### Given problem
Reproduce the listing verbatim.
--- START OF Input records ---
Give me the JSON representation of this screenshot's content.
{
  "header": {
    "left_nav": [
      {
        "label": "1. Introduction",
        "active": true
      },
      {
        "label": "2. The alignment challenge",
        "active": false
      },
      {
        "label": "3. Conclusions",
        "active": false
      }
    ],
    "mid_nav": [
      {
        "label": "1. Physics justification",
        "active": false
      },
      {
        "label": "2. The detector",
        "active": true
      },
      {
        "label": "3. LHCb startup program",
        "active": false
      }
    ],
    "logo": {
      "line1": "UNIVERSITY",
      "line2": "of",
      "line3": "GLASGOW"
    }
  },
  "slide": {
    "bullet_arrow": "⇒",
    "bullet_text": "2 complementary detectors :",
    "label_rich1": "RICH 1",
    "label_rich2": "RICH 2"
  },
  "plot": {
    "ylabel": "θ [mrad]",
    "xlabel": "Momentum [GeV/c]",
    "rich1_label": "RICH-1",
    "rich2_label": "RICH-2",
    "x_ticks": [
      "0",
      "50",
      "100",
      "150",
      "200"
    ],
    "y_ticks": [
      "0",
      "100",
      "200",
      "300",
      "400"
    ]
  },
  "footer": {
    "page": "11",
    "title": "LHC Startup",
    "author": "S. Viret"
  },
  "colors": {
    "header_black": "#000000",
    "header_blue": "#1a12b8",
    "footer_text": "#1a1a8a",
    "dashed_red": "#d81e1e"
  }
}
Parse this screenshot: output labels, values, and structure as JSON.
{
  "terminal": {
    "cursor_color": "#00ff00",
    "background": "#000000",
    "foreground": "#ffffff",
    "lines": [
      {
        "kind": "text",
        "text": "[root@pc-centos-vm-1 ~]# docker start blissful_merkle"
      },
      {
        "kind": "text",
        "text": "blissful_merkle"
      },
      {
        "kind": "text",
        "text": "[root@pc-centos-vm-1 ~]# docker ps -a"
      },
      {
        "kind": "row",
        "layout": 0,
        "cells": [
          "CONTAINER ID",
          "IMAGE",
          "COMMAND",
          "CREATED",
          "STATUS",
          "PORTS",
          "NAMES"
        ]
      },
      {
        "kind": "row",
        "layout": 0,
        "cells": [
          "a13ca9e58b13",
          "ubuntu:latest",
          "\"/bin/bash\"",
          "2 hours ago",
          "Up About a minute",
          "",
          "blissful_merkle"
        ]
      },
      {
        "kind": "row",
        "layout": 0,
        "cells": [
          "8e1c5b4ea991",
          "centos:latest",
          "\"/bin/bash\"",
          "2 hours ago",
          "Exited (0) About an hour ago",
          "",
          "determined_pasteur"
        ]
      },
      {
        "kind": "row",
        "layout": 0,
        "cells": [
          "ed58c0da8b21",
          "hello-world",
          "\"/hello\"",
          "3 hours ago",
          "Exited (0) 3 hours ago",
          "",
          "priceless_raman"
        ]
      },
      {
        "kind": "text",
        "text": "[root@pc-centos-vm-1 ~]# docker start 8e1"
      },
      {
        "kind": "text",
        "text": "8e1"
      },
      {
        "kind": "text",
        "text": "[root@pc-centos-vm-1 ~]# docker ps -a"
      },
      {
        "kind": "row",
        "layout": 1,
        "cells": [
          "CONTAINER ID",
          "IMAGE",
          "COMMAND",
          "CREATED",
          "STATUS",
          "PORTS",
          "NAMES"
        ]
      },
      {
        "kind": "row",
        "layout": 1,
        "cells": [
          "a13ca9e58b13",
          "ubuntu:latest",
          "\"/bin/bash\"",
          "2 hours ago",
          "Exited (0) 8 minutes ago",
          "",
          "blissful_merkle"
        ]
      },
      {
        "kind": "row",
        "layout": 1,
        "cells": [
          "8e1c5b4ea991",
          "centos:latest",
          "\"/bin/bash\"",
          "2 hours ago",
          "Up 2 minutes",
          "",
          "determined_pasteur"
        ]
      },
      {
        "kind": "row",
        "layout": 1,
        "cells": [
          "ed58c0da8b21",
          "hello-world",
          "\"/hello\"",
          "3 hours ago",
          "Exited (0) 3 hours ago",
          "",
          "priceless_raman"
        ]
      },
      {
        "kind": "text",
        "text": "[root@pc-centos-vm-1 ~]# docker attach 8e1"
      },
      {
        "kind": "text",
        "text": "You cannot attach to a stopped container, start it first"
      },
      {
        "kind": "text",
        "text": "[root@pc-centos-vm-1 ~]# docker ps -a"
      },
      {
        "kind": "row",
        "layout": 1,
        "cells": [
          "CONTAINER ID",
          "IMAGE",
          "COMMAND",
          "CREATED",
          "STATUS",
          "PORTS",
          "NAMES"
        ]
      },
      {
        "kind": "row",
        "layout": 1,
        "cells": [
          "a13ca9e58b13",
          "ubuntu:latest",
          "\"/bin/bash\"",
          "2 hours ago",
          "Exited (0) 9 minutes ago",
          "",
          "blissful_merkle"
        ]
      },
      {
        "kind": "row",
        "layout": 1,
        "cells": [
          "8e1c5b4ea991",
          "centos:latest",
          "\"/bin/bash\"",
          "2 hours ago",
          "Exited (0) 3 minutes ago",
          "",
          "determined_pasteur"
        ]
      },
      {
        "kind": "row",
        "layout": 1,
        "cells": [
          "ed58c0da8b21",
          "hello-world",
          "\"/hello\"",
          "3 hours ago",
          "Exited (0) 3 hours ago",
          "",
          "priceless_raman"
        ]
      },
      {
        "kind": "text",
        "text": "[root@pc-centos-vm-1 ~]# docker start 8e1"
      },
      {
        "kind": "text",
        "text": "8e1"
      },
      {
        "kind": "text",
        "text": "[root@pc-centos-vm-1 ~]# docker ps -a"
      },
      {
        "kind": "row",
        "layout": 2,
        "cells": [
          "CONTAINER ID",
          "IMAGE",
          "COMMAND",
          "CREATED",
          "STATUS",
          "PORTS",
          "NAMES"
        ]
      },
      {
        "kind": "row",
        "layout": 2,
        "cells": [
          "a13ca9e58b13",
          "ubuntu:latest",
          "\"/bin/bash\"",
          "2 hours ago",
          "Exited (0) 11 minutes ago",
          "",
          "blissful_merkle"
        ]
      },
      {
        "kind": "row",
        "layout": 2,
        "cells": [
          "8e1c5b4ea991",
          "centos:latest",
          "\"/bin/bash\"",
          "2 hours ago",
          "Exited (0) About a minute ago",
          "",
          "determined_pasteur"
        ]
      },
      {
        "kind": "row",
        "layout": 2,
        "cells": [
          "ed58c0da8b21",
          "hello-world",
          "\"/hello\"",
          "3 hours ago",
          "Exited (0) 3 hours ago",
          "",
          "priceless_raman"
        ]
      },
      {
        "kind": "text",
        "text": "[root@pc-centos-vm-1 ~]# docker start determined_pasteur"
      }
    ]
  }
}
--- END OF Input records ---
### Problem solution
Give me the JSON representation of this screenshot's content.
{
  "header": {
    "left_nav": [
      {
        "label": "1. Introduction",
        "active": true
      },
      {
        "label": "2. The alignment challenge",
        "active": false
      },
      {
        "label": "3. Conclusions",
        "active": false
      }
    ],
    "mid_nav": [
      {
        "label": "1. Physics justification",
        "active": false
      },
      {
        "label": "2. The detector",
        "active": true
      },
      {
        "label": "3. LHCb startup program",
        "active": false
      }
    ],
    "logo": {
      "line1": "UNIVERSITY",
      "line2": "of",
      "line3": "GLASGOW"
    }
  },
  "slide": {
    "bullet_arrow": "⇒",
    "bullet_text": "2 complementary detectors :",
    "label_rich1": "RICH 1",
    "label_rich2": "RICH 2"
  },
  "plot": {
    "ylabel": "θ [mrad]",
    "xlabel": "Momentum [GeV/c]",
    "rich1_label": "RICH-1",
    "rich2_label": "RICH-2",
    "x_ticks": [
      "0",
      "50",
      "100",
      "150",
      "200"
    ],
    "y_ticks": [
      "0",
      "100",
      "200",
      "300",
      "400"
    ]
  },
  "footer": {
    "page": "11",
    "title": "LHC Startup",
    "author": "S. Viret"
  },
  "colors": {
    "header_black": "#000000",
    "header_blue": "#1a12b8",
    "footer_text": "#1a1a8a",
    "dashed_red": "#d81e1e"
  }
}
Parse this screenshot: output labels, values, and structure as JSON.
{
  "terminal": {
    "cursor_color": "#00ff00",
    "background": "#000000",
    "foreground": "#ffffff",
    "lines": [
      {
        "kind": "text",
        "text": "[root@pc-centos-vm-1 ~]# docker start blissful_merkle"
      },
      {
        "kind": "text",
        "text": "blissful_merkle"
      },
      {
        "kind": "text",
        "text": "[root@pc-centos-vm-1 ~]# docker ps -a"
      },
      {
        "kind": "row",
        "layout": 0,
        "cells": [
          "CONTAINER ID",
          "IMAGE",
          "COMMAND",
          "CREATED",
          "STATUS",
          "PORTS",
          "NAMES"
        ]
      },
      {
        "kind": "row",
        "layout": 0,
        "cells": [
          "a13ca9e58b13",
          "ubuntu:latest",
          "\"/bin/bash\"",
          "2 hours ago",
          "Up About a minute",
          "",
          "blissful_merkle"
        ]
      },
      {
        "kind": "row",
        "layout": 0,
        "cells": [
          "8e1c5b4ea991",
          "centos:latest",
          "\"/bin/bash\"",
          "2 hours ago",
          "Exited (0) About an hour ago",
          "",
          "determined_pasteur"
        ]
      },
      {
        "kind": "row",
        "layout": 0,
        "cells": [
          "ed58c0da8b21",
          "hello-world",
          "\"/hello\"",
          "3 hours ago",
          "Exited (0) 3 hours ago",
          "",
          "priceless_raman"
        ]
      },
      {
        "kind": "text",
        "text": "[root@pc-centos-vm-1 ~]# docker start 8e1"
      },
      {
        "kind": "text",
        "text": "8e1"
      },
      {
        "kind": "text",
        "text": "[root@pc-centos-vm-1 ~]# docker ps -a"
      },
      {
        "kind": "row",
        "layout": 1,
        "cells": [
          "CONTAINER ID",
          "IMAGE",
          "COMMAND",
          "CREATED",
          "STATUS",
          "PORTS",
          "NAMES"
        ]
      },
      {
        "kind": "row",
        "layout": 1,
        "cells": [
          "a13ca9e58b13",
          "ubuntu:latest",
          "\"/bin/bash\"",
          "2 hours ago",
          "Exited (0) 8 minutes ago",
          "",
          "blissful_merkle"
        ]
      },
      {
        "kind": "row",
        "layout": 1,
        "cells": [
          "8e1c5b4ea991",
          "centos:latest",
          "\"/bin/bash\"",
          "2 hours ago",
          "Up 2 minutes",
          "",
          "determined_pasteur"
        ]
      },
      {
        "kind": "row",
        "layout": 1,
        "cells": [
          "ed58c0da8b21",
          "hello-world",
          "\"/hello\"",
          "3 hours ago",
          "Exited (0) 3 hours ago",
          "",
          "priceless_raman"
        ]
      },
      {
        "kind": "text",
        "text": "[root@pc-centos-vm-1 ~]# docker attach 8e1"
      },
      {
        "kind": "text",
        "text": "You cannot attach to a stopped container, start it first"
      },
      {
        "kind": "text",
        "text": "[root@pc-centos-vm-1 ~]# docker ps -a"
      },
      {
        "kind": "row",
        "layout": 1,
        "cells": [
          "CONTAINER ID",
          "IMAGE",
          "COMMAND",
          "CREATED",
          "STATUS",
          "PORTS",
          "NAMES"
        ]
      },
      {
        "kind": "row",
        "layout": 1,
        "cells": [
          "a13ca9e58b13",
          "ubuntu:latest",
          "\"/bin/bash\"",
          "2 hours ago",
          "Exited (0) 9 minutes ago",
          "",
          "blissful_merkle"
        ]
      },
      {
        "kind": "row",
        "layout": 1,
        "cells": [
          "8e1c5b4ea991",
          "centos:latest",
          "\"/bin/bash\"",
          "2 hours ago",
          "Exited (0) 3 minutes ago",
          "",
          "determined_pasteur"
        ]
      },
      {
        "kind": "row",
        "layout": 1,
        "cells": [
          "ed58c0da8b21",
          "hello-world",
          "\"/hello\"",
          "3 hours ago",
          "Exited (0) 3 hours ago",
          "",
          "priceless_raman"
        ]
      },
      {
        "kind": "text",
        "text": "[root@pc-centos-vm-1 ~]# docker start 8e1"
      },
      {
        "kind": "text",
        "text": "8e1"
      },
      {
        "kind": "text",
        "text": "[root@pc-centos-vm-1 ~]# docker ps -a"
      },
      {
        "kind": "row",
        "layout": 2,
        "cells": [
          "CONTAINER ID",
          "IMAGE",
          "COMMAND",
          "CREATED",
          "STATUS",
          "PORTS",
          "NAMES"
        ]
      },
      {
        "kind": "row",
        "layout": 2,
        "cells": [
          "a13ca9e58b13",
          "ubuntu:latest",
          "\"/bin/bash\"",
          "2 hours ago",
          "Exited (0) 11 minutes ago",
          "",
          "blissful_merkle"
        ]
      },
      {
        "kind": "row",
        "layout": 2,
        "cells": [
          "8e1c5b4ea991",
          "centos:latest",
          "\"/bin/bash\"",
          "2 hours ago",
          "Exited (0) About a minute ago",
          "",
          "determined_pasteur"
        ]
      },
      {
        "kind": "row",
        "layout": 2,
        "cells": [
          "ed58c0da8b21",
          "hello-world",
          "\"/hello\"",
          "3 hours ago",
          "Exited (0) 3 hours ago",
          "",
          "priceless_raman"
        ]
      },
      {
        "kind": "text",
        "text": "[root@pc-centos-vm-1 ~]# docker start determined_pasteur"
      }
    ]
  }
}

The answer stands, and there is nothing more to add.